■ **Task directions**
Copy out each line containing "text" from the entries below.

■ **Records**
|---|

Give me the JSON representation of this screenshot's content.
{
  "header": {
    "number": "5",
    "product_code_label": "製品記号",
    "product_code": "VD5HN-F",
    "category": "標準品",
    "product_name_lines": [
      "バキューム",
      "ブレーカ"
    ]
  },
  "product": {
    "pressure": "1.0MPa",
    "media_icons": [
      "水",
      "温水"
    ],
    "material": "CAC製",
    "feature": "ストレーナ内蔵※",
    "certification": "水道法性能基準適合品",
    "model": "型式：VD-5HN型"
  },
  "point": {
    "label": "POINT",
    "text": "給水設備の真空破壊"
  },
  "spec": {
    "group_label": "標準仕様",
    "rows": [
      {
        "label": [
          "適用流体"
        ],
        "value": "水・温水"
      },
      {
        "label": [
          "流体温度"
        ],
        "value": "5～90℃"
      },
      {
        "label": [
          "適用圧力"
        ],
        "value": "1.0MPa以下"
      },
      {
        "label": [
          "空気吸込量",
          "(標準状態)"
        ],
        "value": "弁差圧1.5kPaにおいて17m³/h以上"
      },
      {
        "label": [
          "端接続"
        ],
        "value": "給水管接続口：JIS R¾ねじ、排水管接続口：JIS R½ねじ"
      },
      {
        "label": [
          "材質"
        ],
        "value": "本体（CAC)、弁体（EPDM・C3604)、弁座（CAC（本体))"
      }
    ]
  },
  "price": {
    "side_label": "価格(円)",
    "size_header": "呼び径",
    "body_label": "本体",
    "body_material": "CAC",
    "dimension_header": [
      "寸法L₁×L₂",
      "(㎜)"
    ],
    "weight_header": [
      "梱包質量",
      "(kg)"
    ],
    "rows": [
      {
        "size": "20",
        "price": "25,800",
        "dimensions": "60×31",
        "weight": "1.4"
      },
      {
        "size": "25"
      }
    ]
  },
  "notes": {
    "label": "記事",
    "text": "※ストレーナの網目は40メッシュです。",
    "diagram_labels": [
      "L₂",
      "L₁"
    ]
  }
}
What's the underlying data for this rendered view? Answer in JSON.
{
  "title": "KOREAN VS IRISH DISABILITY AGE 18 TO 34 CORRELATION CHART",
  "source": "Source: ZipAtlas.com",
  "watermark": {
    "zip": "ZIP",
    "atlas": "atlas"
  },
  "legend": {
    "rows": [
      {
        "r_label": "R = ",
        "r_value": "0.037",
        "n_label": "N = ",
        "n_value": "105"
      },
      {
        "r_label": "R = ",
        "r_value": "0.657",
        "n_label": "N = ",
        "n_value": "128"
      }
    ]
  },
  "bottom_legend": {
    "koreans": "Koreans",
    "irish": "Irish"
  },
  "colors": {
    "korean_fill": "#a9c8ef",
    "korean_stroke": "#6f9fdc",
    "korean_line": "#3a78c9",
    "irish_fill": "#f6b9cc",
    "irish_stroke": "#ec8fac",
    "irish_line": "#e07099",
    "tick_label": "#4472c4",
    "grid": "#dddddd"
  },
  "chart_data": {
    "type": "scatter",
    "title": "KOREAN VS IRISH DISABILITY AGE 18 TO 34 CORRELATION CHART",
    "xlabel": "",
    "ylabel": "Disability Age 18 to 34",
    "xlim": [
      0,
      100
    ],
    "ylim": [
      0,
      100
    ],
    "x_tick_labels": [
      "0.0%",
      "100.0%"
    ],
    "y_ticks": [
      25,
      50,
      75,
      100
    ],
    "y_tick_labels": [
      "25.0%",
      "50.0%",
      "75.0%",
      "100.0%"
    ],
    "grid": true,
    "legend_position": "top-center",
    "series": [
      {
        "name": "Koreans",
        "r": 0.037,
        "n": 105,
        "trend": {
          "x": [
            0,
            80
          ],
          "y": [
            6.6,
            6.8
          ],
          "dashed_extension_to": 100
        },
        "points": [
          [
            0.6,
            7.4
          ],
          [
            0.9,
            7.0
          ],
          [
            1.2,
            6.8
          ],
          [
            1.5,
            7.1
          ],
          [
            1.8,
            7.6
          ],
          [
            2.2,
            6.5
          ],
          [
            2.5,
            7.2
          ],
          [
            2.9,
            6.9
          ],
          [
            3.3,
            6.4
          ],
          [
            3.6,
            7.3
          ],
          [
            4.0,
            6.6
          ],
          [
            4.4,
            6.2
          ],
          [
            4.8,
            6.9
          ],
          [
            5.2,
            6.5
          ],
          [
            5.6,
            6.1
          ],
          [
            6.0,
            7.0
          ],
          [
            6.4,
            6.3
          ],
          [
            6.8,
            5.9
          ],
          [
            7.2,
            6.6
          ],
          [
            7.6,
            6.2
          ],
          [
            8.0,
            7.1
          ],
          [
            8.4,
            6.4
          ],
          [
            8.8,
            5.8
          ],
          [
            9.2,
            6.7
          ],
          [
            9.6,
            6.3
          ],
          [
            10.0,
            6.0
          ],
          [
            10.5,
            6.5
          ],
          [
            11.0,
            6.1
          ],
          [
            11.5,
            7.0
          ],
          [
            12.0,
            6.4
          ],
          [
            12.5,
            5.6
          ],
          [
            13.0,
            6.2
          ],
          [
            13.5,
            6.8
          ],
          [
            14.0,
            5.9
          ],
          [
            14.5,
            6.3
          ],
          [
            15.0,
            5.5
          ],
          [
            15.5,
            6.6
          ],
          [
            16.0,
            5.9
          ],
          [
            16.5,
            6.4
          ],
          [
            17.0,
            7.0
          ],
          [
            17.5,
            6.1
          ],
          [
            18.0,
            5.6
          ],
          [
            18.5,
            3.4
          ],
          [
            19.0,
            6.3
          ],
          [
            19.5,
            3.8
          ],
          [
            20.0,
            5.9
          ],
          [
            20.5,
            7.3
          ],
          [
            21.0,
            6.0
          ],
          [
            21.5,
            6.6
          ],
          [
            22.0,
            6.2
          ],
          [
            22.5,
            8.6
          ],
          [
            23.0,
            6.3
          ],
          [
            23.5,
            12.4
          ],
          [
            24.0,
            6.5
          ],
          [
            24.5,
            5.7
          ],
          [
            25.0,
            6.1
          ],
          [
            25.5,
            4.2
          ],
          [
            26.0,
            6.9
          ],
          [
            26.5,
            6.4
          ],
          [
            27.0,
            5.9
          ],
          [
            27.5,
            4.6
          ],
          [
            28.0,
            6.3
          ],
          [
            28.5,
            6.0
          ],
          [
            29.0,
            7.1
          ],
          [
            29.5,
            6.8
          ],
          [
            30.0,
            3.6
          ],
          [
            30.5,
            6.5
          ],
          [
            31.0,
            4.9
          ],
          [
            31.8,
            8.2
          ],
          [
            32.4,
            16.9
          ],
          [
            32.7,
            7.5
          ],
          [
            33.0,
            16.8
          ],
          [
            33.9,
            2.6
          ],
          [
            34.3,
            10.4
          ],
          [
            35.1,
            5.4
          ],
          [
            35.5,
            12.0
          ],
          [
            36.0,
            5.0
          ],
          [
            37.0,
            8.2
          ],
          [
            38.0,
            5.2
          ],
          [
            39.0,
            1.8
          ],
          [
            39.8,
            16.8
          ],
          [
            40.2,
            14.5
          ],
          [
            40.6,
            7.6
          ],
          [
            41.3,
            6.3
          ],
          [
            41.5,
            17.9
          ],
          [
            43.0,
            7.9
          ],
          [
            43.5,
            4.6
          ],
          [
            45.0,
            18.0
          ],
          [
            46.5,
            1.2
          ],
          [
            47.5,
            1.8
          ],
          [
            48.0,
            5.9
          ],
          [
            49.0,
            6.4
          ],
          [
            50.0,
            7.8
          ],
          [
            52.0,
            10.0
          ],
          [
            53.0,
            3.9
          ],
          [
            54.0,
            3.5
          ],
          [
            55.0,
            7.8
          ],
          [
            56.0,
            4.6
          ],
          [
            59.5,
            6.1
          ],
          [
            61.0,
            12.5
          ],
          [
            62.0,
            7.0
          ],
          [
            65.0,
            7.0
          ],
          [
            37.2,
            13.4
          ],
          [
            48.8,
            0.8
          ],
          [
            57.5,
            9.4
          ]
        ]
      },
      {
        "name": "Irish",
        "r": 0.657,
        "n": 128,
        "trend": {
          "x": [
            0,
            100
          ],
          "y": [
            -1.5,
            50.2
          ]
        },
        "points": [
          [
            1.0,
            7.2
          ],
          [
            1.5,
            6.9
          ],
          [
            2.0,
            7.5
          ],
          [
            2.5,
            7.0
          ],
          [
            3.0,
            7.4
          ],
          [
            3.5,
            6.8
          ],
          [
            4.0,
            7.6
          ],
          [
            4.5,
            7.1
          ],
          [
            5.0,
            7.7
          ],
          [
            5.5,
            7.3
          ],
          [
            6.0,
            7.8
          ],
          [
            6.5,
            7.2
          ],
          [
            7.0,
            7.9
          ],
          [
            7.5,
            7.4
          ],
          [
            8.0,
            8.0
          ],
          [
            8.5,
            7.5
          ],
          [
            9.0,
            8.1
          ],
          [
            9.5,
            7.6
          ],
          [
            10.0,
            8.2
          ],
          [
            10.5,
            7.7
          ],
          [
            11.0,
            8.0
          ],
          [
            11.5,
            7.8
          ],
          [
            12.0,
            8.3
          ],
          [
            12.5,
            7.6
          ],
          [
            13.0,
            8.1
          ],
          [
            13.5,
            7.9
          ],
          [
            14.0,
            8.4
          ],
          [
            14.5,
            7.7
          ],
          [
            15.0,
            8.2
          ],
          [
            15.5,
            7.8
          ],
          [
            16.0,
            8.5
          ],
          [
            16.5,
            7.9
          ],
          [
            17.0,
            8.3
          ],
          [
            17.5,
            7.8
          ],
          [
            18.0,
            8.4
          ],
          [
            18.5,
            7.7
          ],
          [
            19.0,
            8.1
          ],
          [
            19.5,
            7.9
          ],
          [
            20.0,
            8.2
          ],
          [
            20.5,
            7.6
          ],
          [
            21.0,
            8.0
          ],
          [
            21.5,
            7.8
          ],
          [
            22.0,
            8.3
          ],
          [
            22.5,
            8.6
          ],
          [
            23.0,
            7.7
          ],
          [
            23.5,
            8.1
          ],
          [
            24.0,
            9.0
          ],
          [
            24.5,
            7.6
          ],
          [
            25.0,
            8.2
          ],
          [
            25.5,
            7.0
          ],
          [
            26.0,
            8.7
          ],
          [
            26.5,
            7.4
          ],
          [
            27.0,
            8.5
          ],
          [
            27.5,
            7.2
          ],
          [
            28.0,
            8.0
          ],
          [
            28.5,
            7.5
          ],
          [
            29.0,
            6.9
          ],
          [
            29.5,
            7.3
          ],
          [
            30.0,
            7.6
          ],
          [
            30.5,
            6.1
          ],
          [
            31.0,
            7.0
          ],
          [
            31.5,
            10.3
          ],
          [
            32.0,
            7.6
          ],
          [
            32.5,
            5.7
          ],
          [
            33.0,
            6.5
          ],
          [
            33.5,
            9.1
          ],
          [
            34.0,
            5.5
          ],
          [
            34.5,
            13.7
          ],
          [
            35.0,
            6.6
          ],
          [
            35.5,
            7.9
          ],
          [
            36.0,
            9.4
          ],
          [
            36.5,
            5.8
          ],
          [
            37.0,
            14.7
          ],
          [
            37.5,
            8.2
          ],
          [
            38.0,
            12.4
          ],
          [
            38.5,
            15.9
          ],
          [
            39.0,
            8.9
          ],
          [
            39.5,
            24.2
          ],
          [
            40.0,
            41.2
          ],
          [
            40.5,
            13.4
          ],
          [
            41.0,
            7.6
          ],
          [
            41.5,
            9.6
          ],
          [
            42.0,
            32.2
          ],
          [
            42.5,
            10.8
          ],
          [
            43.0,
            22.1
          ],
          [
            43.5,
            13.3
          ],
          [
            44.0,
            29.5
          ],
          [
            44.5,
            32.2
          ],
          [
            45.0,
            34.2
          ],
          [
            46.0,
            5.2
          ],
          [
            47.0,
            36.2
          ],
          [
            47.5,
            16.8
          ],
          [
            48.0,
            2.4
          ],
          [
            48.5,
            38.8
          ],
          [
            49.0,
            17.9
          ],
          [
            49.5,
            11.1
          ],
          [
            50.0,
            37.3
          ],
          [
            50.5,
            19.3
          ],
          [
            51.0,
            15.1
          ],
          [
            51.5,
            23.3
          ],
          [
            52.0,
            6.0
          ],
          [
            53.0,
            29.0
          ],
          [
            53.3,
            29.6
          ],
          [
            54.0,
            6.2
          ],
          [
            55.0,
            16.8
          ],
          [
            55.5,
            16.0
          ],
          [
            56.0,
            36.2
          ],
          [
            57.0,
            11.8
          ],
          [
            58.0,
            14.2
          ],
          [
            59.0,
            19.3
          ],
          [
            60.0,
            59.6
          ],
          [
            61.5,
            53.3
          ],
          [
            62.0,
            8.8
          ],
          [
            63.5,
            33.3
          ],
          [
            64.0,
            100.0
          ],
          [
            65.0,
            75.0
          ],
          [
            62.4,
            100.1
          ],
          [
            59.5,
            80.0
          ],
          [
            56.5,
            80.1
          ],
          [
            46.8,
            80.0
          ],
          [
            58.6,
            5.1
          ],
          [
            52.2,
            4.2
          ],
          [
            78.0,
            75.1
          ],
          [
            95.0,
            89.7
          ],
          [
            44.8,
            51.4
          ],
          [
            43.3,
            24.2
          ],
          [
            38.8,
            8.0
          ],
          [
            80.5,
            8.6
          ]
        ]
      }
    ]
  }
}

|---|

■ **Task answer**
    "text": "給水設備の真空破壊"
    "text": "※ストレーナの網目は40メッシュです。",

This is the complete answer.